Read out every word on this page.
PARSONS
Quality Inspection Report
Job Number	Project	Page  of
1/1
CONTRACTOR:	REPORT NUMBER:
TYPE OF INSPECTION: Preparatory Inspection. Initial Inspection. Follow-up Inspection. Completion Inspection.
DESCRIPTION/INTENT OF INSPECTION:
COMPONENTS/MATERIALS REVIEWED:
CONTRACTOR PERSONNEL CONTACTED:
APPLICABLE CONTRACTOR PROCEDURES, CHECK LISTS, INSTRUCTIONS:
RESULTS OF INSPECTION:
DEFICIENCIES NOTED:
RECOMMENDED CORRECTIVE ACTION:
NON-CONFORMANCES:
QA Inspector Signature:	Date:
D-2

*-*-*

Exercise prompt
Repeat the records above exactly, leaving none out.

Finished exercise
Read out every word on this page.
PARSONS
Quality Inspection Report
Job Number	Project	Page  of
1/1
CONTRACTOR:	REPORT NUMBER:
TYPE OF INSPECTION: Preparatory Inspection. Initial Inspection. Follow-up Inspection. Completion Inspection.
DESCRIPTION/INTENT OF INSPECTION:
COMPONENTS/MATERIALS REVIEWED:
CONTRACTOR PERSONNEL CONTACTED:
APPLICABLE CONTRACTOR PROCEDURES, CHECK LISTS, INSTRUCTIONS:
RESULTS OF INSPECTION:
DEFICIENCIES NOTED:
RECOMMENDED CORRECTIVE ACTION:
NON-CONFORMANCES:
QA Inspector Signature:	Date:
D-2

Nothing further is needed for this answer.